**Work instructions**
Identify all lines of the data containing the string "average" and copy them.

**Records to process**
%%

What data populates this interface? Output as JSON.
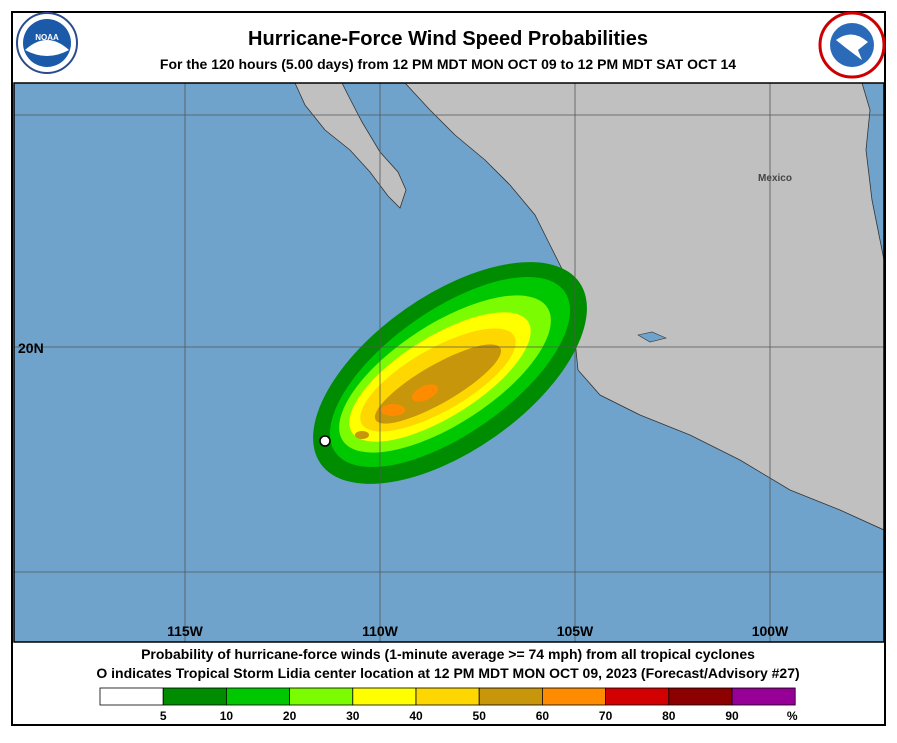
{
  "header": {
    "title": "Hurricane-Force Wind Speed Probabilities",
    "subtitle": "For the 120 hours (5.00 days) from 12 PM MDT MON OCT 09 to 12 PM MDT SAT OCT 14"
  },
  "map": {
    "longitude_labels": [
      "115W",
      "110W",
      "105W",
      "100W"
    ],
    "latitude_labels": [
      "20N"
    ],
    "place_labels": [
      "Mexico"
    ]
  },
  "caption": {
    "line1": "Probability of hurricane-force winds (1-minute average >= 74 mph) from all tropical cyclones",
    "line2": "O indicates Tropical Storm Lidia center location at 12 PM MDT MON OCT 09, 2023 (Forecast/Advisory #27)"
  },
  "legend": {
    "labels": [
      "5",
      "10",
      "20",
      "30",
      "40",
      "50",
      "60",
      "70",
      "80",
      "90"
    ],
    "unit": "%",
    "colors": [
      "#ffffff",
      "#008c00",
      "#00c800",
      "#7cfc00",
      "#ffff00",
      "#ffd700",
      "#c8960a",
      "#ff8c00",
      "#d20000",
      "#8c0000",
      "#960096"
    ]
  }
}
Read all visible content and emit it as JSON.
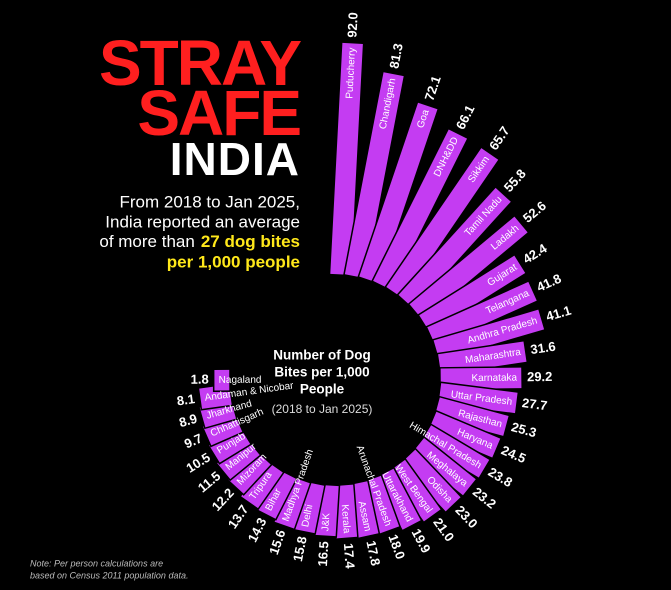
{
  "chart_data": {
    "type": "radial-bar",
    "title": [
      "STRAY",
      "SAFE",
      "INDIA"
    ],
    "subtitle": [
      "From 2018 to Jan 2025,",
      "India reported an average",
      "of more than"
    ],
    "highlight": [
      "27 dog bites",
      "per 1,000 people"
    ],
    "center_label": [
      "Number of Dog",
      "Bites per 1,000",
      "People"
    ],
    "center_sublabel": "(2018 to Jan 2025)",
    "note": [
      "Note: Per person calculations are",
      "based on Census 2011 population data."
    ],
    "color": "#c43cf2",
    "categories": [
      "Puducherry",
      "Chandigarh",
      "Goa",
      "DNH&DD",
      "Sikkim",
      "Tamil Nadu",
      "Ladakh",
      "Gujarat",
      "Telangana",
      "Andhra Pradesh",
      "Maharashtra",
      "Karnataka",
      "Uttar Pradesh",
      "Rajasthan",
      "Haryana",
      "Himachal Pradesh",
      "Meghalaya",
      "Odisha",
      "West Bengal",
      "Uttarakhand",
      "Arunachal Pradesh",
      "Assam",
      "Kerala",
      "J&K",
      "Delhi",
      "Madhya Pradesh",
      "Bihar",
      "Tripura",
      "Mizoram",
      "Manipur",
      "Punjab",
      "Chhattisgarh",
      "Jharkhand",
      "Andaman & Nicobar",
      "Nagaland"
    ],
    "values": [
      92.0,
      81.3,
      72.1,
      66.1,
      65.7,
      55.8,
      52.6,
      42.4,
      41.8,
      41.1,
      31.6,
      29.2,
      27.7,
      25.3,
      24.5,
      23.8,
      23.2,
      23.0,
      21.0,
      19.9,
      18.0,
      17.8,
      17.4,
      16.5,
      15.8,
      15.6,
      14.3,
      13.7,
      12.2,
      11.5,
      10.5,
      9.7,
      8.9,
      8.1,
      1.8
    ],
    "value_labels": [
      "92.0",
      "81.3",
      "72.1",
      "66.1",
      "65.7",
      "55.8",
      "52.6",
      "42.4",
      "41.8",
      "41.1",
      "31.6",
      "29.2",
      "27.7",
      "25.3",
      "24.5",
      "23.8",
      "23.2",
      "23.0",
      "21.0",
      "19.9",
      "18.0",
      "17.8",
      "17.4",
      "16.5",
      "15.8",
      "15.6",
      "14.3",
      "13.7",
      "12.2",
      "11.5",
      "10.5",
      "9.7",
      "8.9",
      "8.1",
      "1.8"
    ]
  }
}
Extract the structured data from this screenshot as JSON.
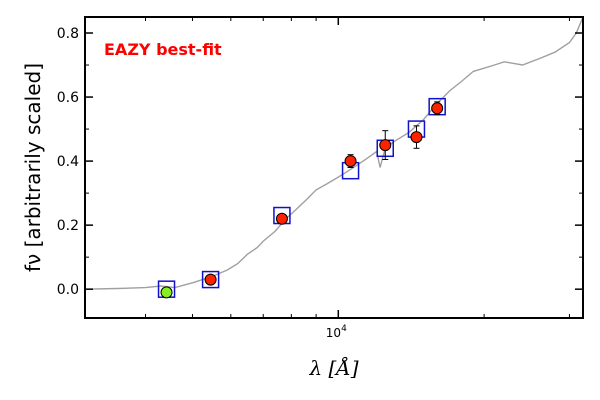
{
  "chart_data": {
    "type": "scatter",
    "title": "",
    "xlabel": "λ [Å]",
    "ylabel": "fν [arbitrarily scaled]",
    "x_scale": "log",
    "xlim": [
      3000,
      32000
    ],
    "ylim": [
      -0.09,
      0.85
    ],
    "x_tick_labels": [
      {
        "value": 10000,
        "label": "10",
        "sup": "4"
      }
    ],
    "y_ticks": [
      0.0,
      0.2,
      0.4,
      0.6,
      0.8
    ],
    "y_tick_labels": [
      "0.0",
      "0.2",
      "0.4",
      "0.6",
      "0.8"
    ],
    "annotation": {
      "text": "EAZY best-fit",
      "color": "#ff0000"
    },
    "colors": {
      "spectrum": "#a0a0a0",
      "photometry": "#ff2200",
      "green_point": "#88ee22",
      "model_box": "#1111cc"
    },
    "observed_points": [
      {
        "x": 4420,
        "y": -0.01,
        "err": 0.01,
        "color": "#88ee22"
      },
      {
        "x": 5450,
        "y": 0.03,
        "err": 0.01,
        "color": "#ff2200"
      },
      {
        "x": 7650,
        "y": 0.22,
        "err": 0.012,
        "color": "#ff2200"
      },
      {
        "x": 10600,
        "y": 0.4,
        "err": 0.02,
        "color": "#ff2200"
      },
      {
        "x": 12500,
        "y": 0.45,
        "err": 0.045,
        "color": "#ff2200"
      },
      {
        "x": 14500,
        "y": 0.475,
        "err": 0.035,
        "color": "#ff2200"
      },
      {
        "x": 16000,
        "y": 0.565,
        "err": 0.02,
        "color": "#ff2200"
      }
    ],
    "model_points": [
      {
        "x": 4420,
        "y": 0.0
      },
      {
        "x": 5450,
        "y": 0.03
      },
      {
        "x": 7650,
        "y": 0.23
      },
      {
        "x": 10600,
        "y": 0.37
      },
      {
        "x": 12500,
        "y": 0.44
      },
      {
        "x": 14500,
        "y": 0.5
      },
      {
        "x": 16000,
        "y": 0.57
      }
    ],
    "spectrum": {
      "x": [
        3000,
        3500,
        4000,
        4300,
        4600,
        5000,
        5500,
        5900,
        6200,
        6500,
        6800,
        7000,
        7400,
        7800,
        8200,
        8600,
        9000,
        9500,
        10000,
        10500,
        11000,
        11500,
        12000,
        12200,
        12500,
        13000,
        14000,
        15000,
        16000,
        17000,
        18000,
        19000,
        20000,
        21000,
        22000,
        24000,
        26000,
        28000,
        30000,
        31000,
        32000
      ],
      "y": [
        0.0,
        0.002,
        0.005,
        0.01,
        0.005,
        0.02,
        0.04,
        0.06,
        0.08,
        0.11,
        0.13,
        0.15,
        0.18,
        0.22,
        0.25,
        0.28,
        0.31,
        0.33,
        0.35,
        0.37,
        0.39,
        0.41,
        0.43,
        0.38,
        0.44,
        0.46,
        0.49,
        0.53,
        0.58,
        0.62,
        0.65,
        0.68,
        0.69,
        0.7,
        0.71,
        0.7,
        0.72,
        0.74,
        0.77,
        0.8,
        0.85
      ]
    }
  }
}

%%

**Correct output**
    "line1": "Probability of hurricane-force winds (1-minute average >= 74 mph) from all tropical cyclones",
      "India reported an average",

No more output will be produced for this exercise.